**GIVEN INSTRUCTION:** Below are the records. Gather each line that holds "probabilidade".
--- DATA IN THIS EXERCISE ---
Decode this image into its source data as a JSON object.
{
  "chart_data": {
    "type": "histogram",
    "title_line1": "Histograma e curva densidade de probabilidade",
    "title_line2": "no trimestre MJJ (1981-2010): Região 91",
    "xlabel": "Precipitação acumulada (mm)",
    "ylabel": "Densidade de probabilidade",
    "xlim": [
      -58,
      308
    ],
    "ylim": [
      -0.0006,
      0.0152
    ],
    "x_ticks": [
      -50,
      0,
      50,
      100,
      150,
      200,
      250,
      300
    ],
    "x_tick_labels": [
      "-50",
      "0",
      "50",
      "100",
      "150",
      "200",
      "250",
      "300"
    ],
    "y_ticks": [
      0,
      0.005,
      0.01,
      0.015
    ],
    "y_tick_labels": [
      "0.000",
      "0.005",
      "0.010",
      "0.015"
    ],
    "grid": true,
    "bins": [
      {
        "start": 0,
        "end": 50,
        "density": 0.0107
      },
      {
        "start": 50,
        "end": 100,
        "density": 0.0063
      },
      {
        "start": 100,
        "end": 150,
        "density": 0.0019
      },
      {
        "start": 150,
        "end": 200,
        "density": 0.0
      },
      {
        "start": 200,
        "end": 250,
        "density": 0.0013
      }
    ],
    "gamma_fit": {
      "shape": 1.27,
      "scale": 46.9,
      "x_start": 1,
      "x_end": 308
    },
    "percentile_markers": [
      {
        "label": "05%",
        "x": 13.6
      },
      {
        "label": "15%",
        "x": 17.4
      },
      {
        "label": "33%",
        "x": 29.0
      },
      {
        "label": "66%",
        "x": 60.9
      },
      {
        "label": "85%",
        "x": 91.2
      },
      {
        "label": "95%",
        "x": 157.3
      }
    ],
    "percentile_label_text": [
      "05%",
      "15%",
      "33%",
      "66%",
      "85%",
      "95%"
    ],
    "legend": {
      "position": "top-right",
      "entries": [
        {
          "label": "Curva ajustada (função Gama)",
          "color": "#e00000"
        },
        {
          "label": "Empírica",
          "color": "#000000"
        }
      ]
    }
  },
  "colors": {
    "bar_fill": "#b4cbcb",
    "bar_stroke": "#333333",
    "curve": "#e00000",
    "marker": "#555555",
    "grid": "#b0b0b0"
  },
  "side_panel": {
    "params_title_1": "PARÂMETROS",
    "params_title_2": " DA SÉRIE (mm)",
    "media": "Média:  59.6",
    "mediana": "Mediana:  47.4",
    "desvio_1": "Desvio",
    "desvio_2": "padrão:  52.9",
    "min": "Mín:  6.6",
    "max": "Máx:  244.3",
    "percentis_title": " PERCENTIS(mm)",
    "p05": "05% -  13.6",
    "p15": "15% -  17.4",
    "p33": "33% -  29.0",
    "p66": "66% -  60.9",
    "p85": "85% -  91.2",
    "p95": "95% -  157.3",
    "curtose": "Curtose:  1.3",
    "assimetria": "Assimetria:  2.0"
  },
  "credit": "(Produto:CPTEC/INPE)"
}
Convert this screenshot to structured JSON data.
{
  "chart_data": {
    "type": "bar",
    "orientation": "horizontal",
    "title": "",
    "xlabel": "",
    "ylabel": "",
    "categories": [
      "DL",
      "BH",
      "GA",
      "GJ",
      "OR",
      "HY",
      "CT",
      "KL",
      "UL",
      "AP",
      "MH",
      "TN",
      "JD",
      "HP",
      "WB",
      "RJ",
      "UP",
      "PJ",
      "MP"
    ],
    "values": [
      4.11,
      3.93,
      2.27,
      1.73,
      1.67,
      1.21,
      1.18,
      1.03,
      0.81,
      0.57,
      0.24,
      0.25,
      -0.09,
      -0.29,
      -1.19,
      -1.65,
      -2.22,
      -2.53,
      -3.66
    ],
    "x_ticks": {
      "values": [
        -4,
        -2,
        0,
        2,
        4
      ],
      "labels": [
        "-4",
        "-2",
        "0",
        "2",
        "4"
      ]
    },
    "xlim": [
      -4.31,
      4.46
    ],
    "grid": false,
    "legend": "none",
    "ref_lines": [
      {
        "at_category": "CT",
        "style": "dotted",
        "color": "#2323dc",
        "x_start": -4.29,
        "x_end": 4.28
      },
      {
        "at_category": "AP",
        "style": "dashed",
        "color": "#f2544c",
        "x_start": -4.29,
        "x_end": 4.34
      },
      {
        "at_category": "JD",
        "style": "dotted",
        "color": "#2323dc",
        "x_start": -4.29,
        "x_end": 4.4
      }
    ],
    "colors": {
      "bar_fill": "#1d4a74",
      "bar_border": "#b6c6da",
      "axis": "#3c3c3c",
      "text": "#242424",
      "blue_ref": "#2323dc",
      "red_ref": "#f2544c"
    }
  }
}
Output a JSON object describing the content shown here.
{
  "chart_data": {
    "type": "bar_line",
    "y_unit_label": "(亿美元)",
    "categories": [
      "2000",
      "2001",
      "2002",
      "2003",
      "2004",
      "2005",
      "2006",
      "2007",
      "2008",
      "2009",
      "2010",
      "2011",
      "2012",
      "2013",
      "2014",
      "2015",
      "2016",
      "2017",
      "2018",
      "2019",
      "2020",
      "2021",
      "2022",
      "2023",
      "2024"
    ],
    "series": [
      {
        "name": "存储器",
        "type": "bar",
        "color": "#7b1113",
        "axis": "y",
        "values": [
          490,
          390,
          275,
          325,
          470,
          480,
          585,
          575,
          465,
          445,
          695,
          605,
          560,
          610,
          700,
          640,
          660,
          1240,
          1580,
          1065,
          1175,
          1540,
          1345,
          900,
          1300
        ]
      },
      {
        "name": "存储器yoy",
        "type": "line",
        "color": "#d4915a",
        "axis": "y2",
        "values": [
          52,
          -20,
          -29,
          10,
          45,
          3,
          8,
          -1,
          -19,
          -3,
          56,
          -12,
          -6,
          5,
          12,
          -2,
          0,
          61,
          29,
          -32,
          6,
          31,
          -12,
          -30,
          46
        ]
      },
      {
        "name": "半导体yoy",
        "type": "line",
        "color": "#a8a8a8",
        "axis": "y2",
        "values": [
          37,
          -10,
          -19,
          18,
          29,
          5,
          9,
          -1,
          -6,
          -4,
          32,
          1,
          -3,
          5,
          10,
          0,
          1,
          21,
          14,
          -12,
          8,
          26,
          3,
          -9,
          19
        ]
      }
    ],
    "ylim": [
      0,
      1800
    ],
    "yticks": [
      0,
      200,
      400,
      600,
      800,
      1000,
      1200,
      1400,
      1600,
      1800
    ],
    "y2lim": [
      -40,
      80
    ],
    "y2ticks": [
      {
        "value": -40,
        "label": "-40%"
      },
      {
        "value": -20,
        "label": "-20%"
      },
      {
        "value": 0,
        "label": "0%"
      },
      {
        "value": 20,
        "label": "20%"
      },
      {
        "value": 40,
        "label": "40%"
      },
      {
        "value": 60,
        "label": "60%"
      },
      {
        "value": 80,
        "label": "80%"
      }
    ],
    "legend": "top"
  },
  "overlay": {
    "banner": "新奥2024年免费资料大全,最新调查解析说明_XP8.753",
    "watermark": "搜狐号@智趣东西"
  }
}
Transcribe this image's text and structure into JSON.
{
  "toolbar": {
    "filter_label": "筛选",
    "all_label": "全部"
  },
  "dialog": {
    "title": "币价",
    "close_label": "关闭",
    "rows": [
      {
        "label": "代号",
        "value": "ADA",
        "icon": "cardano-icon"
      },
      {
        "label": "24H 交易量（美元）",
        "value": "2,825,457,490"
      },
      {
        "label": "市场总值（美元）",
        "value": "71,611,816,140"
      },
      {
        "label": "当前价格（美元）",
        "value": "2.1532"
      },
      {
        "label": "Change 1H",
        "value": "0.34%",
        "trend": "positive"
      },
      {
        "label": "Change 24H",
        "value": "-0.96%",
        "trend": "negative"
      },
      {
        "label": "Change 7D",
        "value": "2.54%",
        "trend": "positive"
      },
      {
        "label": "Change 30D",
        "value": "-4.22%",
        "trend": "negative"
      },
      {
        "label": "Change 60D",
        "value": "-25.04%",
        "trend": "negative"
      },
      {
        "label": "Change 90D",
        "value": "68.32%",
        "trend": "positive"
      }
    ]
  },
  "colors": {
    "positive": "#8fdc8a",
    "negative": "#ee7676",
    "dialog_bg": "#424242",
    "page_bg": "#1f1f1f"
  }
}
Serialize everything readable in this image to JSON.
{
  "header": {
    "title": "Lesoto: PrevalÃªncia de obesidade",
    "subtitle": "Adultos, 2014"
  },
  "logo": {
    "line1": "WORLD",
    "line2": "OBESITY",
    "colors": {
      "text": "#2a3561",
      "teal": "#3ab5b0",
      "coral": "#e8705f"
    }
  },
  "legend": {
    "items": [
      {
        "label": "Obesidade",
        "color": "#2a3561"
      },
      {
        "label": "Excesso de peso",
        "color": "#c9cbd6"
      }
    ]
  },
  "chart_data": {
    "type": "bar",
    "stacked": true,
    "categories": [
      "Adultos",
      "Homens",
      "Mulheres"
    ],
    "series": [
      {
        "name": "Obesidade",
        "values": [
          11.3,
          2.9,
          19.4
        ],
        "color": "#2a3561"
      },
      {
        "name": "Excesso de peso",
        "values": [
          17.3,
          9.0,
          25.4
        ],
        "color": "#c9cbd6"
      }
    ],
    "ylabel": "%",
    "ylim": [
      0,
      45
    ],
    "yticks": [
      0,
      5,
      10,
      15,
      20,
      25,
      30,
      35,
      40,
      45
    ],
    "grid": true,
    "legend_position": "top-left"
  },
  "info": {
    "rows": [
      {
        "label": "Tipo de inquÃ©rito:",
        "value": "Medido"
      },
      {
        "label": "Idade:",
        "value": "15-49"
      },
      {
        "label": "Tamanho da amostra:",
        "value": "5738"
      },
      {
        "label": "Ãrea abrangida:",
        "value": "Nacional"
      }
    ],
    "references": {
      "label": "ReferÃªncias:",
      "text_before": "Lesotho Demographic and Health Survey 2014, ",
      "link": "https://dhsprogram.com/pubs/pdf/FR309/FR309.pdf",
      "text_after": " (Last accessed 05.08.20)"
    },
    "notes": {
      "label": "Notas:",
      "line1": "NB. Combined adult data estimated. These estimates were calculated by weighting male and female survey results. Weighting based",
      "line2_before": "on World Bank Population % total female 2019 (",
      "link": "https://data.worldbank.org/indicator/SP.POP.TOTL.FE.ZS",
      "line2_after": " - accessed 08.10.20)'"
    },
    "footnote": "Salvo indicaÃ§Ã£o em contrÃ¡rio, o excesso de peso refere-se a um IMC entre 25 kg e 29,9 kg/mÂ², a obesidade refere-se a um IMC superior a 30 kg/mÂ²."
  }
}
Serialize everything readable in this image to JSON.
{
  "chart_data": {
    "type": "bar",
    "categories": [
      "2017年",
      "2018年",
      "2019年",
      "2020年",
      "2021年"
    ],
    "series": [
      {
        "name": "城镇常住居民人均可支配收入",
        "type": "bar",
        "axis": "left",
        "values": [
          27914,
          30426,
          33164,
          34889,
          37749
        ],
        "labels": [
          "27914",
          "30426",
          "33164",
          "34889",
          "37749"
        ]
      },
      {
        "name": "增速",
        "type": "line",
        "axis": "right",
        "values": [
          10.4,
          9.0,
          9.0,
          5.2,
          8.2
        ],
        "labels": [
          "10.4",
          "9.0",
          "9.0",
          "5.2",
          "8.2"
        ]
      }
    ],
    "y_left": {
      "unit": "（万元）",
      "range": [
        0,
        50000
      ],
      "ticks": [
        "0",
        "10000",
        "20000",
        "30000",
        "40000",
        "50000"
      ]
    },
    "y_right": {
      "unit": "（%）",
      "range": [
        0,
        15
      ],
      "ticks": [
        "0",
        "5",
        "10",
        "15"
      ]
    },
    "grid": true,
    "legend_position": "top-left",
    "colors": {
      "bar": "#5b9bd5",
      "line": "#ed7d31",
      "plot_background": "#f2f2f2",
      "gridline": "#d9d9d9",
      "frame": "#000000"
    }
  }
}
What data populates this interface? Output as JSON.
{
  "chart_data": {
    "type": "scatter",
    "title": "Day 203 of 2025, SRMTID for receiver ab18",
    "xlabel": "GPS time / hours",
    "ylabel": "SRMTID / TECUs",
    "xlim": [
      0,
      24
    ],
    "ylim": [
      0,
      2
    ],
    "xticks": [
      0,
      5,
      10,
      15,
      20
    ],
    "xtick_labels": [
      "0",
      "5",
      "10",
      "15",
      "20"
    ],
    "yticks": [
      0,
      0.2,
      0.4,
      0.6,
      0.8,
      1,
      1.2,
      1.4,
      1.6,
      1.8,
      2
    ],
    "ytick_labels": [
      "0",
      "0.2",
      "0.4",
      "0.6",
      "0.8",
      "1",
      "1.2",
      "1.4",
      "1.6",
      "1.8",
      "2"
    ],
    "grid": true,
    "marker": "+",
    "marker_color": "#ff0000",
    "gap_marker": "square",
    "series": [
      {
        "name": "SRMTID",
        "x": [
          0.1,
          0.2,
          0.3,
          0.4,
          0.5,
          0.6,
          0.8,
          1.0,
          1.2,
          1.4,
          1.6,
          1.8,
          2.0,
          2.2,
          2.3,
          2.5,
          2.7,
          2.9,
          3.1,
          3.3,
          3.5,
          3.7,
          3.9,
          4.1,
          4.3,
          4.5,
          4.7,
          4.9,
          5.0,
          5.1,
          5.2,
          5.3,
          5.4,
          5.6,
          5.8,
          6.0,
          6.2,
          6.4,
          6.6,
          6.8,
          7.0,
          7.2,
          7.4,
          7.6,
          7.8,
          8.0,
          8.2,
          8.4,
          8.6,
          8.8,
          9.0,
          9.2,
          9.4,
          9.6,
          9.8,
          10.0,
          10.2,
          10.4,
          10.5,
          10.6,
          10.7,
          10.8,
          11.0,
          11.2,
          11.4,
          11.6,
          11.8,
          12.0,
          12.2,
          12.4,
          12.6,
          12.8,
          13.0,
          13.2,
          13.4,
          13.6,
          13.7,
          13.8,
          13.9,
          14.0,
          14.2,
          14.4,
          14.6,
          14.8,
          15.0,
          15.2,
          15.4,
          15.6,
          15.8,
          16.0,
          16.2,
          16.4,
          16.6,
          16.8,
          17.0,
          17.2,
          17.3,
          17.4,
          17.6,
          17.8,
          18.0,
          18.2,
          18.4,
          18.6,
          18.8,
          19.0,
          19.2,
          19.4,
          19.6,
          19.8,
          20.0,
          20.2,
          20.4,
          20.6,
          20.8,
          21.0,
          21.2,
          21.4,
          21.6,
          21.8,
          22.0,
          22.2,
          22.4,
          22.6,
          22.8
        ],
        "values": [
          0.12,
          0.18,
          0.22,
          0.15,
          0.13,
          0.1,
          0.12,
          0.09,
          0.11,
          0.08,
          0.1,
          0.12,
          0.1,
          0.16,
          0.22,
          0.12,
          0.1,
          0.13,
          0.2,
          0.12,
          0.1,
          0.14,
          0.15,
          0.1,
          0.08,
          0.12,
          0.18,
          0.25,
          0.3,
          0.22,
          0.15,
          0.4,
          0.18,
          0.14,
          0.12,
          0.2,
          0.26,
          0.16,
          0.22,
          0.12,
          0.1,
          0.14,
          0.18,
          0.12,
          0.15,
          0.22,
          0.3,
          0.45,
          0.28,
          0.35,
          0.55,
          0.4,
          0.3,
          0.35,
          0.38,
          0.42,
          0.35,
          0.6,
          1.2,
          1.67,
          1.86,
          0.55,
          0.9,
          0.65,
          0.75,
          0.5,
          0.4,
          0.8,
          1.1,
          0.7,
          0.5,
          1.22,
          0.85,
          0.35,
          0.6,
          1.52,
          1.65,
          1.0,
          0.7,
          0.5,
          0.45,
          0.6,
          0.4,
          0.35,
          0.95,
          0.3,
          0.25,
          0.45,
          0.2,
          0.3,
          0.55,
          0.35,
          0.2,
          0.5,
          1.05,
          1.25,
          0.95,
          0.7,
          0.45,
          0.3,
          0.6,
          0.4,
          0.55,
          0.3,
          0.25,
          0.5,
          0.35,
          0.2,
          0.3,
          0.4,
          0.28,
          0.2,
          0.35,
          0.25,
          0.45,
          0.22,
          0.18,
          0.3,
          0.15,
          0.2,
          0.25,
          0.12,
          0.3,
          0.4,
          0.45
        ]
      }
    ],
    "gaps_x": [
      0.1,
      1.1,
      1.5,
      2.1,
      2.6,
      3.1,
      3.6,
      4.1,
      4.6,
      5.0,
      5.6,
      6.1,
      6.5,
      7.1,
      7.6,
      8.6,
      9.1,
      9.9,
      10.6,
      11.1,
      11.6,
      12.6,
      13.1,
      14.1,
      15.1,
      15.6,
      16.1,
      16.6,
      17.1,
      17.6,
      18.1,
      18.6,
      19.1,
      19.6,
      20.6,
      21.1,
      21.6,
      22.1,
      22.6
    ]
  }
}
---
**COMPLETED EXERCISE:**
    "title_line1": "Histograma e curva densidade de probabilidade",
    "ylabel": "Densidade de probabilidade",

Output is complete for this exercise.